Print the listing lines from the line containing "photochromic-title-en: PHOTOCHROMIC <box>36" to the line containing "product-description <box>638 330", reproducing each one without any change.

§ Material for this exercise
=======

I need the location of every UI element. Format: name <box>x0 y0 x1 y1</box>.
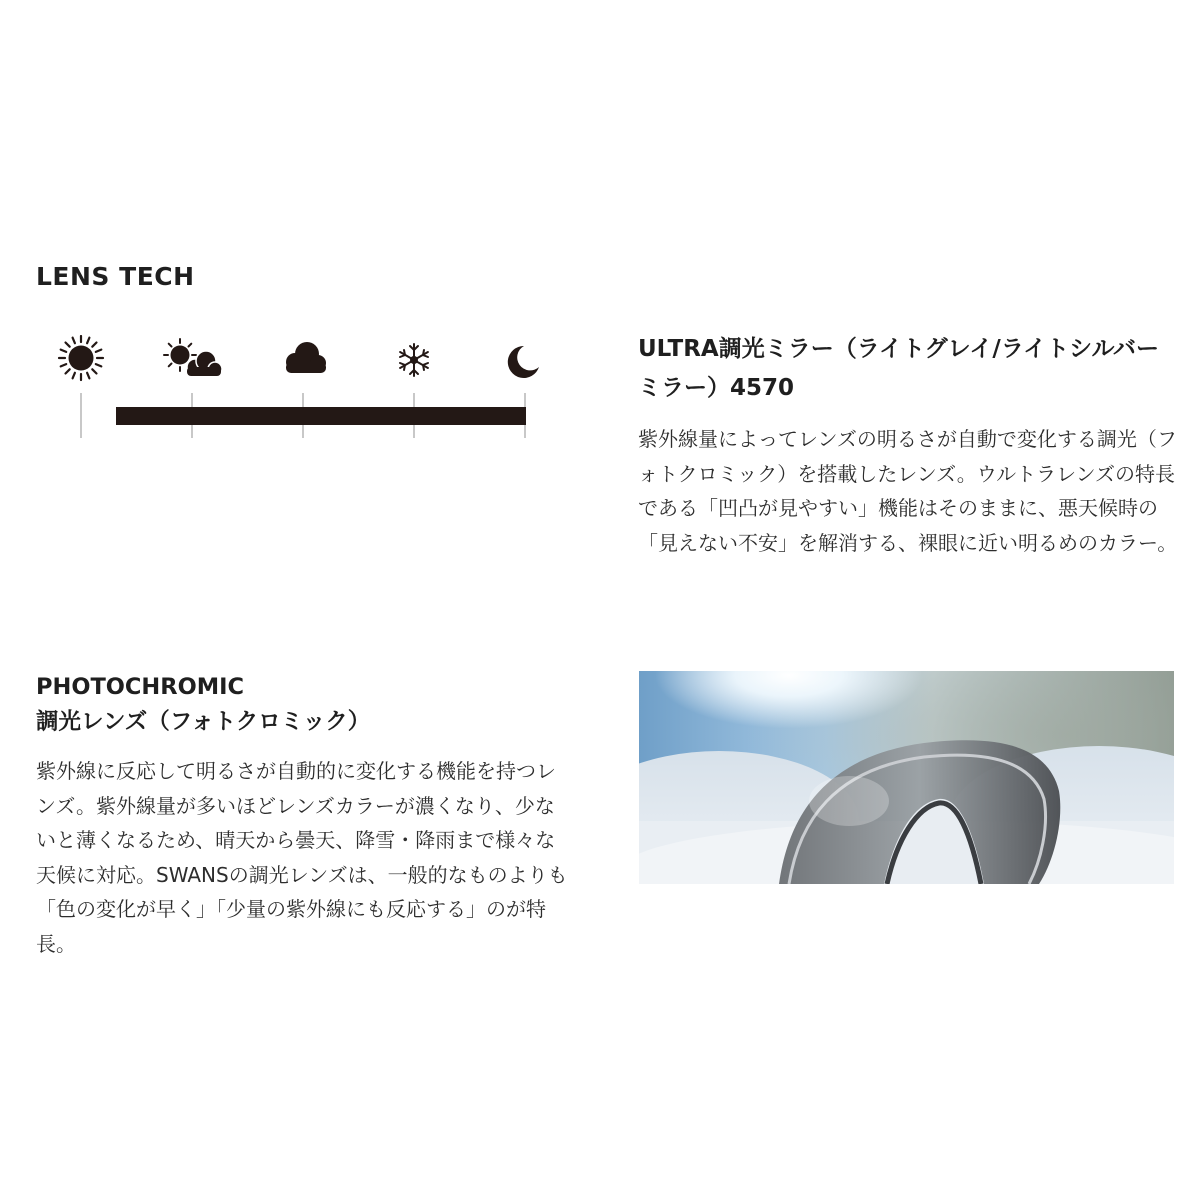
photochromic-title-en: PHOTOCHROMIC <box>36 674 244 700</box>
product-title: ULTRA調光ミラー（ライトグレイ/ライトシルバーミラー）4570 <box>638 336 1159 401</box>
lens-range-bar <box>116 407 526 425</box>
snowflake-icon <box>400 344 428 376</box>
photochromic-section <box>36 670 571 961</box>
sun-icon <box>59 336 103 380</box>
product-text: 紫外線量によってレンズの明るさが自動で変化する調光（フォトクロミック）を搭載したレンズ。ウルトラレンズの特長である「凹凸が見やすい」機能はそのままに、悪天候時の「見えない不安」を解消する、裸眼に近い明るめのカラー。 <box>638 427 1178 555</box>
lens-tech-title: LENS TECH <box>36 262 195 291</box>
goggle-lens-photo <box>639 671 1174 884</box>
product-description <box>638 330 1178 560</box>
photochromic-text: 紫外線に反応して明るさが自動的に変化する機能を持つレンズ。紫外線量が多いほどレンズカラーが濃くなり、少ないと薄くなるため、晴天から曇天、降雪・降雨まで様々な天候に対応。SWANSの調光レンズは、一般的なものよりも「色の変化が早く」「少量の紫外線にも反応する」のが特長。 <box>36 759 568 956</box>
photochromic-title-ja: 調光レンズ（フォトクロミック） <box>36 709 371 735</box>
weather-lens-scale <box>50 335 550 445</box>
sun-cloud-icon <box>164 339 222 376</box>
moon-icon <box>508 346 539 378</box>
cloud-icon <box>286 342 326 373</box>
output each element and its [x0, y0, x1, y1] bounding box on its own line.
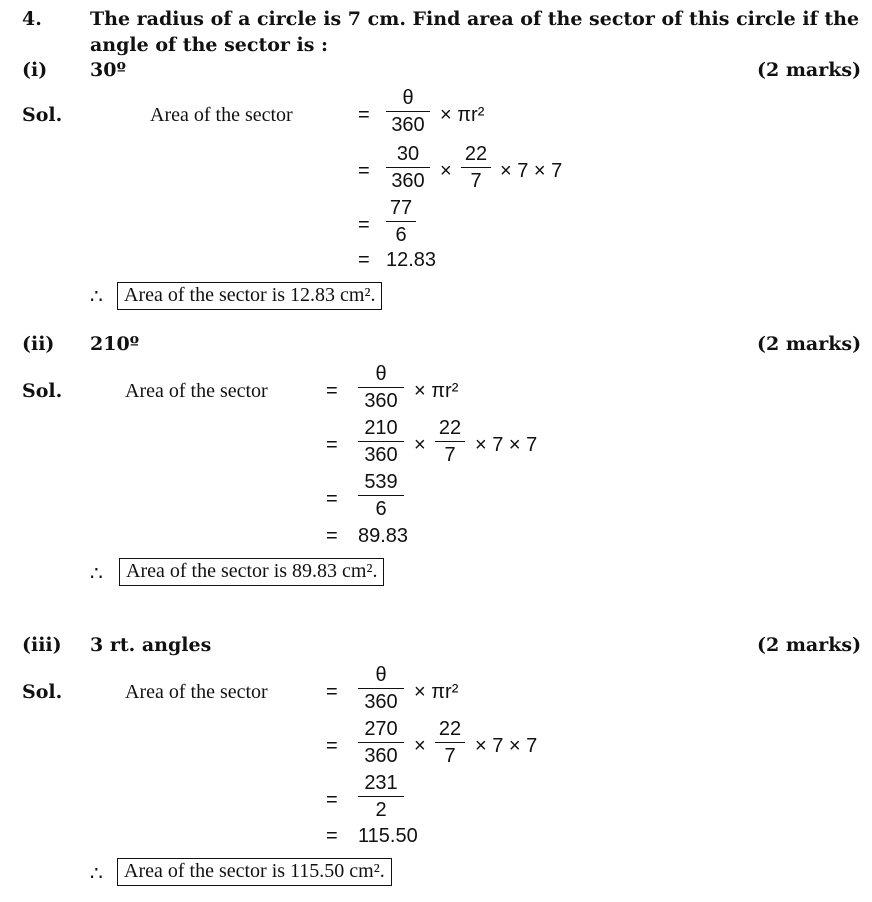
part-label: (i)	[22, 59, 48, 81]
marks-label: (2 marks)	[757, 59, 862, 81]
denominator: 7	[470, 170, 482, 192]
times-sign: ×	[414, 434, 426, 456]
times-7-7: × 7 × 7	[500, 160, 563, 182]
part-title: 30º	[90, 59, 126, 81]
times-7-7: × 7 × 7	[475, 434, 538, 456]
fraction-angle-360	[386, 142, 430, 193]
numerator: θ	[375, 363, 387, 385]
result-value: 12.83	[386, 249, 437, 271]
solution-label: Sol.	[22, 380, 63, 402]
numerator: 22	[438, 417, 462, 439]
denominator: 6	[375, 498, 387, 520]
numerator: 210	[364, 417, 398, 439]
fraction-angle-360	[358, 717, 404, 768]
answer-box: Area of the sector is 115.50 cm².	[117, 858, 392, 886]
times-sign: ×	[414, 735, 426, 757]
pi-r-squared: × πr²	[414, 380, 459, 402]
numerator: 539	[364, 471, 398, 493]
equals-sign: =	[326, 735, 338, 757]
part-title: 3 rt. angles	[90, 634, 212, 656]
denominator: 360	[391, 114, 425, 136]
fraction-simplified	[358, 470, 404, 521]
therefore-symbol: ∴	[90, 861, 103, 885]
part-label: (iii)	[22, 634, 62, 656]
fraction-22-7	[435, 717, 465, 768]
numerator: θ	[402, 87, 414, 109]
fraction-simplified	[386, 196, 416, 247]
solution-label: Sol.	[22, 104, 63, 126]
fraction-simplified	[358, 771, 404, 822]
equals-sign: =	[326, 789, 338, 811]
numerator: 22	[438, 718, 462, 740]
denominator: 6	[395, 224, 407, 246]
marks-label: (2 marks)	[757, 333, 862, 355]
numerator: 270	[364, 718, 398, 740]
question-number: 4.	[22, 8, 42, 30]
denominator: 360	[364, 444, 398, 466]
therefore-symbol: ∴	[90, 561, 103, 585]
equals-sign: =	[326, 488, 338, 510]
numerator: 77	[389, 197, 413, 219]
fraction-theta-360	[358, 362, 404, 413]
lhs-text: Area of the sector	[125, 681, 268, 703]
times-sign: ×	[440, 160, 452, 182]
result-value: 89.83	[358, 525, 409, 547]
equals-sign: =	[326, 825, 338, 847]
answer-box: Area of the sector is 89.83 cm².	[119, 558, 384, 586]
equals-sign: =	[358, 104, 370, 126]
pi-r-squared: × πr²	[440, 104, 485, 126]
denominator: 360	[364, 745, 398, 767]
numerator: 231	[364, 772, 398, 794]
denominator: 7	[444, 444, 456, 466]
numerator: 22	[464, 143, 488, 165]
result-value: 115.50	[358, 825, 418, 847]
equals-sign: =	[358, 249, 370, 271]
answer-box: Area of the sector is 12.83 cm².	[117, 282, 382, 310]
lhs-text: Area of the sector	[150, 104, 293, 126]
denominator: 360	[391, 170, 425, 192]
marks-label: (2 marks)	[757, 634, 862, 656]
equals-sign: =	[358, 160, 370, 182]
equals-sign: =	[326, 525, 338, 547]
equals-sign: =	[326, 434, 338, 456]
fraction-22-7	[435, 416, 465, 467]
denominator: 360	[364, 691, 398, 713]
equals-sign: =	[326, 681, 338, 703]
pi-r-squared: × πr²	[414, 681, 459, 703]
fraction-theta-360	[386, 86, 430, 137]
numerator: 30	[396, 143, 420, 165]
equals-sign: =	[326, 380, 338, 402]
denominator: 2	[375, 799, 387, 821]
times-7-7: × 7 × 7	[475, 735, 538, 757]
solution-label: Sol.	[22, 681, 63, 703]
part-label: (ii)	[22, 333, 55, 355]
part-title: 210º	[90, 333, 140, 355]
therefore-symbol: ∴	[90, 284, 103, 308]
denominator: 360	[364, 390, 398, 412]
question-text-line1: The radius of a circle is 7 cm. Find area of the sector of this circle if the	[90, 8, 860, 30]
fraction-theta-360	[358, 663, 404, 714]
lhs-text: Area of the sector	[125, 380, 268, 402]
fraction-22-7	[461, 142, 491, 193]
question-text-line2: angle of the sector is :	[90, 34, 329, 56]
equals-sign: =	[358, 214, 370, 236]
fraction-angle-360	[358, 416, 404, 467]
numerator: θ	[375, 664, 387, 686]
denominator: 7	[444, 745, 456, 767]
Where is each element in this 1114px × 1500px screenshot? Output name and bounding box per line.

=======

§ Answer
photochromic-title-en: PHOTOCHROMIC <box>36 674 244 700</box>
product-title: ULTRA調光ミラー（ライトグレイ/ライトシルバーミラー）4570 <box>638 336 1159 401</box>
lens-range-bar <box>116 407 526 425</box>
snowflake-icon <box>400 344 428 376</box>
photochromic-section <box>36 670 571 961</box>
sun-icon <box>59 336 103 380</box>
product-text: 紫外線量によってレンズの明るさが自動で変化する調光（フォトクロミック）を搭載したレンズ。ウルトラレンズの特長である「凹凸が見やすい」機能はそのままに、悪天候時の「見えない不安」を解消する、裸眼に近い明るめのカラー。 <box>638 427 1178 555</box>
lens-tech-title: LENS TECH <box>36 262 195 291</box>
goggle-lens-photo <box>639 671 1174 884</box>
product-description <box>638 330 1178 560</box>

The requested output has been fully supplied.